== DATASET RECORDS ==
+ + +

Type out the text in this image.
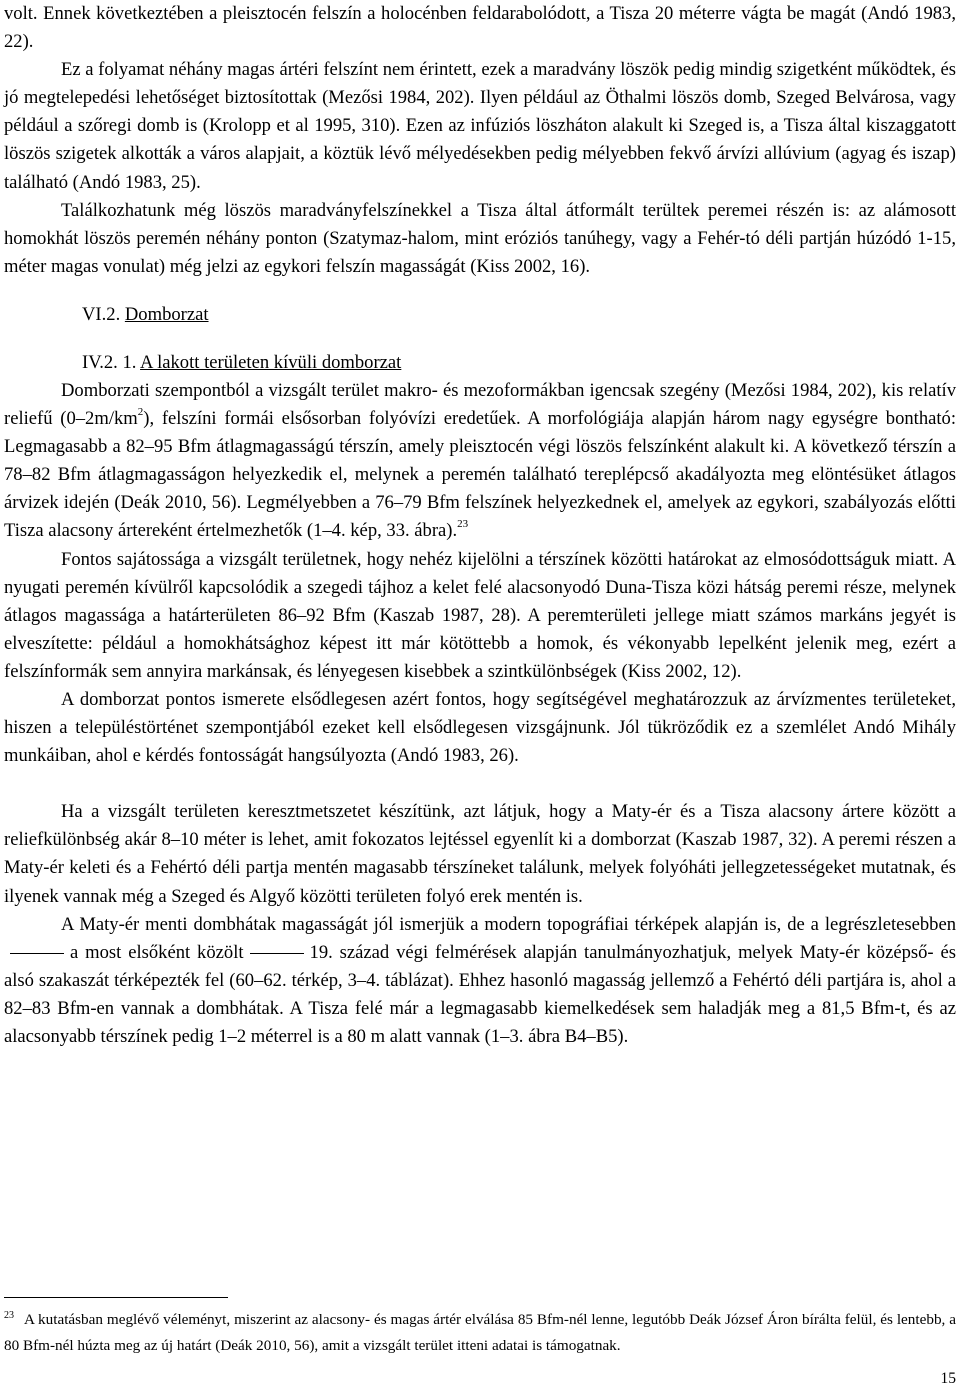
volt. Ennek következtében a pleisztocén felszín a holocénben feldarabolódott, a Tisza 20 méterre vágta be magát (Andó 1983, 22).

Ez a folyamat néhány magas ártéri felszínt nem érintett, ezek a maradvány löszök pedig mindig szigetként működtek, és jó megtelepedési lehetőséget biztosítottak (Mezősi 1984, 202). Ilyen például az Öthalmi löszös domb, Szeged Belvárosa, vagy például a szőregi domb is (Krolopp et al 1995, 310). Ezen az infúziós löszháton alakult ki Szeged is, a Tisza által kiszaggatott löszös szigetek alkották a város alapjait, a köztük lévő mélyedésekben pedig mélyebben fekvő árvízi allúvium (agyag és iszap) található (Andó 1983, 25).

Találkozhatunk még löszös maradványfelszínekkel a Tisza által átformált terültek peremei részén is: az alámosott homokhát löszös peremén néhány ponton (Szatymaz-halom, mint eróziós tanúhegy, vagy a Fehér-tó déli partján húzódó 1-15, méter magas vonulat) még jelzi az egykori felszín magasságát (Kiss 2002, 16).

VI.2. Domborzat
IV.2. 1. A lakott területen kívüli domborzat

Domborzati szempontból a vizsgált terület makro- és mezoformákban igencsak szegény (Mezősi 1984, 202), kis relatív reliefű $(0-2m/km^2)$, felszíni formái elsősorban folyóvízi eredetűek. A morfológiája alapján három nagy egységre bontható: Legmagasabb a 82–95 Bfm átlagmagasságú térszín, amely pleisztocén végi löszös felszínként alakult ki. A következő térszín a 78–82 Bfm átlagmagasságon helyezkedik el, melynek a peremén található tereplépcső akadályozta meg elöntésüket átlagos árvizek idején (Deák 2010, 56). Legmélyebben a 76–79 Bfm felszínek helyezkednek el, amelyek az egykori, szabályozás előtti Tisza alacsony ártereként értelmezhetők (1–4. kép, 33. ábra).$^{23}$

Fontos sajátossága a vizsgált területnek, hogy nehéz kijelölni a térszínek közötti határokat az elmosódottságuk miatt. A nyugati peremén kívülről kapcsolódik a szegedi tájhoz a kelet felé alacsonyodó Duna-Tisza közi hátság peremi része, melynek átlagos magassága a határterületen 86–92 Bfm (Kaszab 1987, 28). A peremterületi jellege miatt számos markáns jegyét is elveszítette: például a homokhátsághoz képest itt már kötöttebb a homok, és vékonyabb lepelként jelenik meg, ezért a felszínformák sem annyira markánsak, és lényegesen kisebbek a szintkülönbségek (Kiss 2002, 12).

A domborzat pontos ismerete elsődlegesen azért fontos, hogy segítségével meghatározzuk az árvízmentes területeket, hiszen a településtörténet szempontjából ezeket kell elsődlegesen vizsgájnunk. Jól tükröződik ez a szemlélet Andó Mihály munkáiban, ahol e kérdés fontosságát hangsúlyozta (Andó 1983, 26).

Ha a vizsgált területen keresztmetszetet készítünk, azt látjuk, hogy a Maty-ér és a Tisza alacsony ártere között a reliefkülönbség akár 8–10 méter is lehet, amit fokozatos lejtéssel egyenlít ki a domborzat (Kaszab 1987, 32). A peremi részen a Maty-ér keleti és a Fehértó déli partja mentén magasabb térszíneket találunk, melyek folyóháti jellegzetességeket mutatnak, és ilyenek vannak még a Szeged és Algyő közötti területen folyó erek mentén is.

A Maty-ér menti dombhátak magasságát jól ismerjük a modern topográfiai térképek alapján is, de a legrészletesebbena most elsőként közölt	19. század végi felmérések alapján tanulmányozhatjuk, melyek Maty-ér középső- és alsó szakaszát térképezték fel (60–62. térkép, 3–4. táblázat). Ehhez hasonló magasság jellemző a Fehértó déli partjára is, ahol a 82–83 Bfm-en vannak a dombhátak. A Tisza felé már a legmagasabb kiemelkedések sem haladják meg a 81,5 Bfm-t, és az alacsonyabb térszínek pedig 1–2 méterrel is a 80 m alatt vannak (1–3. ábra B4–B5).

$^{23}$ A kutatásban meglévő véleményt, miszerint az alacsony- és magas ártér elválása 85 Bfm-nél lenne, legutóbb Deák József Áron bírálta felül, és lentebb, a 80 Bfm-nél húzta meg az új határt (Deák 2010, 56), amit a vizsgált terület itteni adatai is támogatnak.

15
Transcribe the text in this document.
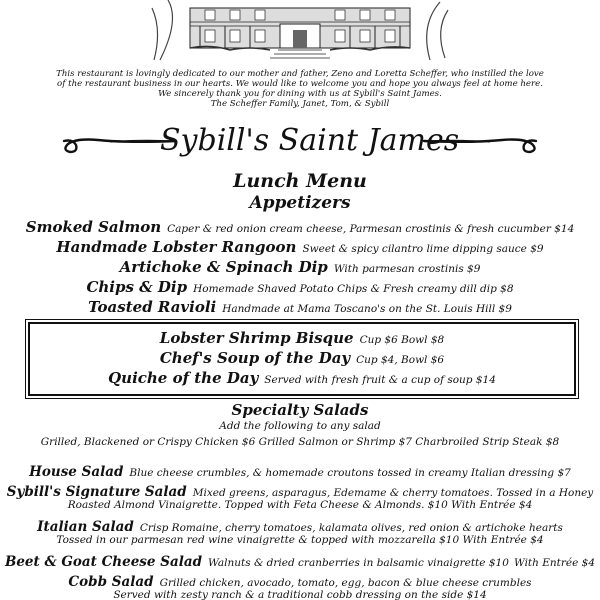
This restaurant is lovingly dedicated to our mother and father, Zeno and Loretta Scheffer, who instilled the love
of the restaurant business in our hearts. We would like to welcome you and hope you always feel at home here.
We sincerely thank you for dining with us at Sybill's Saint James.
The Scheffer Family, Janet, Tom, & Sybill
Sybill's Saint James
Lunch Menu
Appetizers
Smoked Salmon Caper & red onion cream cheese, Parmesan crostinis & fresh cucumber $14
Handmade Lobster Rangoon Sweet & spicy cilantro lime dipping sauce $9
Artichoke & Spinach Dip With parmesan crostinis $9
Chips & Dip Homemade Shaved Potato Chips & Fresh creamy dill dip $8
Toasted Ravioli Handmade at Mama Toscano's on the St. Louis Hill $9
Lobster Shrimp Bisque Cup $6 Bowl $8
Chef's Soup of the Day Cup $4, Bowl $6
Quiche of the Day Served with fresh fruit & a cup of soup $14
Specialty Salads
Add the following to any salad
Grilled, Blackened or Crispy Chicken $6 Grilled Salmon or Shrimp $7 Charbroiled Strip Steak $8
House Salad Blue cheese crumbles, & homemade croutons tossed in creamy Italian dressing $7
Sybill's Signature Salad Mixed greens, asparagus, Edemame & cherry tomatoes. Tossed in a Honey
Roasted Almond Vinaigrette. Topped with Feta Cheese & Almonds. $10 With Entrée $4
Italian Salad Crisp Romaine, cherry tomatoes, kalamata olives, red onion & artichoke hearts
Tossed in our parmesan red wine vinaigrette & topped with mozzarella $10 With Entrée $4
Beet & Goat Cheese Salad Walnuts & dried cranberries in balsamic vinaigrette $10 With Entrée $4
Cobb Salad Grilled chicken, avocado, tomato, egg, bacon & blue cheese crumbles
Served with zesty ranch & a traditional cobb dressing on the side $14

+ + +

== PROBLEM TO WORK ON ==
Copy the entries above faithfully and omit every image.

== WRITTEN SOLUTION ==
Type out the text in this image.
volt. Ennek következtében a pleisztocén felszín a holocénben feldarabolódott, a Tisza 20 méterre vágta be magát (Andó 1983, 22).

Ez a folyamat néhány magas ártéri felszínt nem érintett, ezek a maradvány löszök pedig mindig szigetként működtek, és jó megtelepedési lehetőséget biztosítottak (Mezősi 1984, 202). Ilyen például az Öthalmi löszös domb, Szeged Belvárosa, vagy például a szőregi domb is (Krolopp et al 1995, 310). Ezen az infúziós löszháton alakult ki Szeged is, a Tisza által kiszaggatott löszös szigetek alkották a város alapjait, a köztük lévő mélyedésekben pedig mélyebben fekvő árvízi allúvium (agyag és iszap) található (Andó 1983, 25).

Találkozhatunk még löszös maradványfelszínekkel a Tisza által átformált terültek peremei részén is: az alámosott homokhát löszös peremén néhány ponton (Szatymaz-halom, mint eróziós tanúhegy, vagy a Fehér-tó déli partján húzódó 1-15, méter magas vonulat) még jelzi az egykori felszín magasságát (Kiss 2002, 16).

VI.2. Domborzat
IV.2. 1. A lakott területen kívüli domborzat

Domborzati szempontból a vizsgált terület makro- és mezoformákban igencsak szegény (Mezősi 1984, 202), kis relatív reliefű $(0-2m/km^2)$, felszíni formái elsősorban folyóvízi eredetűek. A morfológiája alapján három nagy egységre bontható: Legmagasabb a 82–95 Bfm átlagmagasságú térszín, amely pleisztocén végi löszös felszínként alakult ki. A következő térszín a 78–82 Bfm átlagmagasságon helyezkedik el, melynek a peremén található tereplépcső akadályozta meg elöntésüket átlagos árvizek idején (Deák 2010, 56). Legmélyebben a 76–79 Bfm felszínek helyezkednek el, amelyek az egykori, szabályozás előtti Tisza alacsony ártereként értelmezhetők (1–4. kép, 33. ábra).$^{23}$

Fontos sajátossága a vizsgált területnek, hogy nehéz kijelölni a térszínek közötti határokat az elmosódottságuk miatt. A nyugati peremén kívülről kapcsolódik a szegedi tájhoz a kelet felé alacsonyodó Duna-Tisza közi hátság peremi része, melynek átlagos magassága a határterületen 86–92 Bfm (Kaszab 1987, 28). A peremterületi jellege miatt számos markáns jegyét is elveszítette: például a homokhátsághoz képest itt már kötöttebb a homok, és vékonyabb lepelként jelenik meg, ezért a felszínformák sem annyira markánsak, és lényegesen kisebbek a szintkülönbségek (Kiss 2002, 12).

A domborzat pontos ismerete elsődlegesen azért fontos, hogy segítségével meghatározzuk az árvízmentes területeket, hiszen a településtörténet szempontjából ezeket kell elsődlegesen vizsgájnunk. Jól tükröződik ez a szemlélet Andó Mihály munkáiban, ahol e kérdés fontosságát hangsúlyozta (Andó 1983, 26).

Ha a vizsgált területen keresztmetszetet készítünk, azt látjuk, hogy a Maty-ér és a Tisza alacsony ártere között a reliefkülönbség akár 8–10 méter is lehet, amit fokozatos lejtéssel egyenlít ki a domborzat (Kaszab 1987, 32). A peremi részen a Maty-ér keleti és a Fehértó déli partja mentén magasabb térszíneket találunk, melyek folyóháti jellegzetességeket mutatnak, és ilyenek vannak még a Szeged és Algyő közötti területen folyó erek mentén is.

A Maty-ér menti dombhátak magasságát jól ismerjük a modern topográfiai térképek alapján is, de a legrészletesebbena most elsőként közölt	19. század végi felmérések alapján tanulmányozhatjuk, melyek Maty-ér középső- és alsó szakaszát térképezték fel (60–62. térkép, 3–4. táblázat). Ehhez hasonló magasság jellemző a Fehértó déli partjára is, ahol a 82–83 Bfm-en vannak a dombhátak. A Tisza felé már a legmagasabb kiemelkedések sem haladják meg a 81,5 Bfm-t, és az alacsonyabb térszínek pedig 1–2 méterrel is a 80 m alatt vannak (1–3. ábra B4–B5).

$^{23}$ A kutatásban meglévő véleményt, miszerint az alacsony- és magas ártér elválása 85 Bfm-nél lenne, legutóbb Deák József Áron bírálta felül, és lentebb, a 80 Bfm-nél húzta meg az új határt (Deák 2010, 56), amit a vizsgált terület itteni adatai is támogatnak.

15
Transcribe the text in this document.
This restaurant is lovingly dedicated to our mother and father, Zeno and Loretta Scheffer, who instilled the love
of the restaurant business in our hearts. We would like to welcome you and hope you always feel at home here.
We sincerely thank you for dining with us at Sybill's Saint James.
The Scheffer Family, Janet, Tom, & Sybill
Sybill's Saint James
Lunch Menu
Appetizers
Smoked Salmon Caper & red onion cream cheese, Parmesan crostinis & fresh cucumber $14
Handmade Lobster Rangoon Sweet & spicy cilantro lime dipping sauce $9
Artichoke & Spinach Dip With parmesan crostinis $9
Chips & Dip Homemade Shaved Potato Chips & Fresh creamy dill dip $8
Toasted Ravioli Handmade at Mama Toscano's on the St. Louis Hill $9
Lobster Shrimp Bisque Cup $6 Bowl $8
Chef's Soup of the Day Cup $4, Bowl $6
Quiche of the Day Served with fresh fruit & a cup of soup $14
Specialty Salads
Add the following to any salad
Grilled, Blackened or Crispy Chicken $6 Grilled Salmon or Shrimp $7 Charbroiled Strip Steak $8
House Salad Blue cheese crumbles, & homemade croutons tossed in creamy Italian dressing $7
Sybill's Signature Salad Mixed greens, asparagus, Edemame & cherry tomatoes. Tossed in a Honey
Roasted Almond Vinaigrette. Topped with Feta Cheese & Almonds. $10 With Entrée $4
Italian Salad Crisp Romaine, cherry tomatoes, kalamata olives, red onion & artichoke hearts
Tossed in our parmesan red wine vinaigrette & topped with mozzarella $10 With Entrée $4
Beet & Goat Cheese Salad Walnuts & dried cranberries in balsamic vinaigrette $10 With Entrée $4
Cobb Salad Grilled chicken, avocado, tomato, egg, bacon & blue cheese crumbles
Served with zesty ranch & a traditional cobb dressing on the side $14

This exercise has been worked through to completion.